### Stated goal
Find the string "scales" and gather every line that holds it.

[Start of Data lines]

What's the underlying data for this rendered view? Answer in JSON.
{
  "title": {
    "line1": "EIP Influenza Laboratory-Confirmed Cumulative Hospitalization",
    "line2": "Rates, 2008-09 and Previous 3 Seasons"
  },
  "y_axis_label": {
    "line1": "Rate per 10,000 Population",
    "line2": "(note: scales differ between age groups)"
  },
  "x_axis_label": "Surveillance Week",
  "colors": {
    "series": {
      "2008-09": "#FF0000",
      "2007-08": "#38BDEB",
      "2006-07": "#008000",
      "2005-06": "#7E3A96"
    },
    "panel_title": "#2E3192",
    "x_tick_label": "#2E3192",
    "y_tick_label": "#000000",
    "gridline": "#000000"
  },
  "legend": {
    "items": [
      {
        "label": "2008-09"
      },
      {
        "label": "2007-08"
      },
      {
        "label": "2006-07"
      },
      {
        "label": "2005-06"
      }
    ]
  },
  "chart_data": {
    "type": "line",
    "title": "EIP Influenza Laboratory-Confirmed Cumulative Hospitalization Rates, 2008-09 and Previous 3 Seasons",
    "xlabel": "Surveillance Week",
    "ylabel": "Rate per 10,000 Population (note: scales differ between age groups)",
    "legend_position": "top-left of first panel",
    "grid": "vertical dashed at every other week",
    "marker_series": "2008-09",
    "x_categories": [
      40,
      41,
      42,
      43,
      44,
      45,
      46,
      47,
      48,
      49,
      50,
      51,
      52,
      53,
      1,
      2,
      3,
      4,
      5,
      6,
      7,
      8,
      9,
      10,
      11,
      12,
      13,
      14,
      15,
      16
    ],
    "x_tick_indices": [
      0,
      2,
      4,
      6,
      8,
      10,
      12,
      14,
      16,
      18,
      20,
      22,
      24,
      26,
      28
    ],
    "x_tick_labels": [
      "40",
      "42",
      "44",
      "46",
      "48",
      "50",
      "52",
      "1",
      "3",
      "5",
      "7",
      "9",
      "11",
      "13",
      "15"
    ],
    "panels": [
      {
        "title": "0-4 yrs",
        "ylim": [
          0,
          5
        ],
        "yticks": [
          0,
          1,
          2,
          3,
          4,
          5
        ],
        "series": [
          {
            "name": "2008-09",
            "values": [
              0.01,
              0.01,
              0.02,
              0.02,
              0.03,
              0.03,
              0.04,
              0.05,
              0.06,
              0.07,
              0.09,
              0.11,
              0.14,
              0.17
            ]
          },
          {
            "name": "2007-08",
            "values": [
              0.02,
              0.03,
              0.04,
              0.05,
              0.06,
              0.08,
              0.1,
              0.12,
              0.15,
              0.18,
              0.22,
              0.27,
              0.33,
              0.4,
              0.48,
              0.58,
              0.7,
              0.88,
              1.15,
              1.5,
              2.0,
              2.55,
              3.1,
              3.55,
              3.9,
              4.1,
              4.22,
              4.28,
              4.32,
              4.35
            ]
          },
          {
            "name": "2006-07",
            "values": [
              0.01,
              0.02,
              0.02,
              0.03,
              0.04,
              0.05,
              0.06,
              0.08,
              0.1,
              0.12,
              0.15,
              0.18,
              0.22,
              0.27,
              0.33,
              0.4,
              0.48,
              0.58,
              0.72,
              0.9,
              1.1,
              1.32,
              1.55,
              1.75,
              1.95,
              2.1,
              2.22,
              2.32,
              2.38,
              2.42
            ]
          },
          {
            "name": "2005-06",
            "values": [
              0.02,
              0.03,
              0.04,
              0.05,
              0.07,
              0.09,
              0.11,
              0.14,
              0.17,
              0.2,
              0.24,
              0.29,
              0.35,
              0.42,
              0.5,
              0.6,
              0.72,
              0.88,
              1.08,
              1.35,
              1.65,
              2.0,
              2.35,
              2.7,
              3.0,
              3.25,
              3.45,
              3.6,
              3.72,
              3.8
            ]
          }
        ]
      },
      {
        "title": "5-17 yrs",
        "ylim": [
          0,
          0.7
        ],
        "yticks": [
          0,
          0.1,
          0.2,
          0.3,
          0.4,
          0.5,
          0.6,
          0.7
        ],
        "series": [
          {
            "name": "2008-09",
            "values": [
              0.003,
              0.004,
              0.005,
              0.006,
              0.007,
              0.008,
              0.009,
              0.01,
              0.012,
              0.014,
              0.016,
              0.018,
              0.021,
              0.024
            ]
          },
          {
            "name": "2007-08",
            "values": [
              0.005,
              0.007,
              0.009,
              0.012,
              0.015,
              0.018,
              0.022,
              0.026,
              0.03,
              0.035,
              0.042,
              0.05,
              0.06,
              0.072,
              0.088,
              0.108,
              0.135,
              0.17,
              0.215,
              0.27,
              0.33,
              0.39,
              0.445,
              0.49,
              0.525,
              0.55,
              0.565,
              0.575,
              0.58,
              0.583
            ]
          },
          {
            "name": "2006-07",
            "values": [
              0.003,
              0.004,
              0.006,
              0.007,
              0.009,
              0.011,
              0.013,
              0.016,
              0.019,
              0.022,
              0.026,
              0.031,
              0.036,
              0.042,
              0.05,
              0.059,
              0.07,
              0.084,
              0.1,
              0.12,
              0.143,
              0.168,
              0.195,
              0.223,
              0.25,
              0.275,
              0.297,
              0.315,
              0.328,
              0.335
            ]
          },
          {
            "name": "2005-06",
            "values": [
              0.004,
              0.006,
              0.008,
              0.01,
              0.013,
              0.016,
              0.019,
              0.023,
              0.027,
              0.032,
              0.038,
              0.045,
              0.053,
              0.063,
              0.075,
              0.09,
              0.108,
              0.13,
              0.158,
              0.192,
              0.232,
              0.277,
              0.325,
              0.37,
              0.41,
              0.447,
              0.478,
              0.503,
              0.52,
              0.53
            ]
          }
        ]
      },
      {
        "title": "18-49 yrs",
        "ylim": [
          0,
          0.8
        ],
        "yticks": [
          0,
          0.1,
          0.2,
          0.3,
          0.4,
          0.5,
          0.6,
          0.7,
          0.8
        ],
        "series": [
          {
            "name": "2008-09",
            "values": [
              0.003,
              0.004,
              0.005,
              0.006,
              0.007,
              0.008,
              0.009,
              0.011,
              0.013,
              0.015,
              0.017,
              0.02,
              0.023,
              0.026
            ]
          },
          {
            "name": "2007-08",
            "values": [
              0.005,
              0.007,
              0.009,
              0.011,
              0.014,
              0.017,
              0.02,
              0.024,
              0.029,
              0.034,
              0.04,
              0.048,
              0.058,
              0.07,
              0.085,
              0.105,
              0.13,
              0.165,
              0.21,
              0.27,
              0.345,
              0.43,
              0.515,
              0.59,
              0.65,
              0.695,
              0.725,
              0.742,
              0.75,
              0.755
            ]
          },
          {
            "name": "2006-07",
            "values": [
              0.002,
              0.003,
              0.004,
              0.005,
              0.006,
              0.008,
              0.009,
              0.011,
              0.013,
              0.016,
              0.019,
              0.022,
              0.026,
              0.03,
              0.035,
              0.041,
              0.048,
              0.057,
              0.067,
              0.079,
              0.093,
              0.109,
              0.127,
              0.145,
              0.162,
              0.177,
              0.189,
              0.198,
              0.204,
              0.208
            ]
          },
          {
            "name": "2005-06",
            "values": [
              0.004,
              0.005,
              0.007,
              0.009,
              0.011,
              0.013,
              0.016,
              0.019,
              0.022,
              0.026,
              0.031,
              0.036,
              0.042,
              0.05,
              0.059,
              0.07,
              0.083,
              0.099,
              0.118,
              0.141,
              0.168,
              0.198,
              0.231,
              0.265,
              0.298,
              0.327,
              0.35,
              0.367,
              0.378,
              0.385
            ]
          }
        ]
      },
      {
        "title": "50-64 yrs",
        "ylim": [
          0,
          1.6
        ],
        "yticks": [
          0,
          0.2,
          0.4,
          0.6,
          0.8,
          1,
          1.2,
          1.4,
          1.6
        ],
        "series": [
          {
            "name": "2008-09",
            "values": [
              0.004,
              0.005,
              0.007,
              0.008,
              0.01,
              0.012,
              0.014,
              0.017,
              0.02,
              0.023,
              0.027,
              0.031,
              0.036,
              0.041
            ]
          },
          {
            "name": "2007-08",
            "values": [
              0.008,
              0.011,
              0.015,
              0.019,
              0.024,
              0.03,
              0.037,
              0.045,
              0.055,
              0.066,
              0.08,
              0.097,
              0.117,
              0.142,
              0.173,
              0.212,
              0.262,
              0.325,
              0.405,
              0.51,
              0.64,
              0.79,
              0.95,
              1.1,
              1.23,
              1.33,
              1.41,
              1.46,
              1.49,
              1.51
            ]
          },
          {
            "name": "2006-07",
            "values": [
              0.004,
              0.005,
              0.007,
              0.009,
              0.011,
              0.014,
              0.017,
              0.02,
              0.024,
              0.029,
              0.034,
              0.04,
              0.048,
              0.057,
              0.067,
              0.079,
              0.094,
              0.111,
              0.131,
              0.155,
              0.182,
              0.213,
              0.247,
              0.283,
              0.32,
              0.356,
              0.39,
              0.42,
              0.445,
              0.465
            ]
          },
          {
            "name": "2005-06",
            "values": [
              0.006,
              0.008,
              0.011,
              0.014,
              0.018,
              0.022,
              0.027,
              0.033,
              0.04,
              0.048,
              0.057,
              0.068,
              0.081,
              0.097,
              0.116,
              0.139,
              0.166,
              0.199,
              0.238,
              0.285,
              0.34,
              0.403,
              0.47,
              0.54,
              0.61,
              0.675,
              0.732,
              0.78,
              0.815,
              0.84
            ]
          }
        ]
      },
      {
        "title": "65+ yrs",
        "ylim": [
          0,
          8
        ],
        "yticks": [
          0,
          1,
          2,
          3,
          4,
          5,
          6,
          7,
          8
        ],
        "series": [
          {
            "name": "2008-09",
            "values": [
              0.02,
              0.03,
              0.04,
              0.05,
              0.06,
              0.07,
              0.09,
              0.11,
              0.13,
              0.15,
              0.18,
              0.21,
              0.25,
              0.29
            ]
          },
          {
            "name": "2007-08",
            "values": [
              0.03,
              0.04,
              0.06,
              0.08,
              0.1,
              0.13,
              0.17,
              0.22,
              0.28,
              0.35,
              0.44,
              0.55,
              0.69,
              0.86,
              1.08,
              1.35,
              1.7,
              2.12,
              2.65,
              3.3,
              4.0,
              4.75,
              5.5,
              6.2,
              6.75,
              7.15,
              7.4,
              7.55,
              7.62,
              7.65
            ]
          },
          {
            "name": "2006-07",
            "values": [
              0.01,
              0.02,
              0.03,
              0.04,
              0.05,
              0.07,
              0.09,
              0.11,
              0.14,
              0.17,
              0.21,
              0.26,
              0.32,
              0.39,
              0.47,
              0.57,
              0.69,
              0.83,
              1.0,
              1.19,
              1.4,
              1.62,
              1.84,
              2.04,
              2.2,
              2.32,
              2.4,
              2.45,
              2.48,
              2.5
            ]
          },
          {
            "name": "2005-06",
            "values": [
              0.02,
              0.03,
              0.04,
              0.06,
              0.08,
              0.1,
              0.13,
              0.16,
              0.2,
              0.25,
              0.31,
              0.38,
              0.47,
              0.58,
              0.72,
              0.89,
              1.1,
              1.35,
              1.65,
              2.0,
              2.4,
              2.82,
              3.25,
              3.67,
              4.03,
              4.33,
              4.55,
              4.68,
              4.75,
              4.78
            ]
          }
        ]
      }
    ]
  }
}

[End of Data lines]

### Exercise output
    "line2": "(note: scales differ between age groups)"
    "ylabel": "Rate per 10,000 Population (note: scales differ between age groups)",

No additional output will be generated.